** What is needed **
Copy out the lines below, swapping every "toggle-switch" for "switch-control" and leaving everything else unchanged.

* START Record extracts *

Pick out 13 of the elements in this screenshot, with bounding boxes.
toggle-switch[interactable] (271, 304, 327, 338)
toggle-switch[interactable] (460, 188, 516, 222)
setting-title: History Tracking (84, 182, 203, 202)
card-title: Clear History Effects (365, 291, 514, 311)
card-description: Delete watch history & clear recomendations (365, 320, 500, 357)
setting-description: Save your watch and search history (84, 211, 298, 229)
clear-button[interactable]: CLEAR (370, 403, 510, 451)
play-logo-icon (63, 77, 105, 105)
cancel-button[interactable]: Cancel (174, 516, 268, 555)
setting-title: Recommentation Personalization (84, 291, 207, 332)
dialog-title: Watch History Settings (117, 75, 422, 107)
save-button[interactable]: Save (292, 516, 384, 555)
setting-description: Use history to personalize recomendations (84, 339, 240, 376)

* END Record extracts *

** Answer in full **
Pick out 13 of the elements in this screenshot, with bounding boxes.
switch-control[interactable] (271, 304, 327, 338)
switch-control[interactable] (460, 188, 516, 222)
setting-title: History Tracking (84, 182, 203, 202)
card-title: Clear History Effects (365, 291, 514, 311)
card-description: Delete watch history & clear recomendations (365, 320, 500, 357)
setting-description: Save your watch and search history (84, 211, 298, 229)
clear-button[interactable]: CLEAR (370, 403, 510, 451)
play-logo-icon (63, 77, 105, 105)
cancel-button[interactable]: Cancel (174, 516, 268, 555)
setting-title: Recommentation Personalization (84, 291, 207, 332)
dialog-title: Watch History Settings (117, 75, 422, 107)
save-button[interactable]: Save (292, 516, 384, 555)
setting-description: Use history to personalize recomendations (84, 339, 240, 376)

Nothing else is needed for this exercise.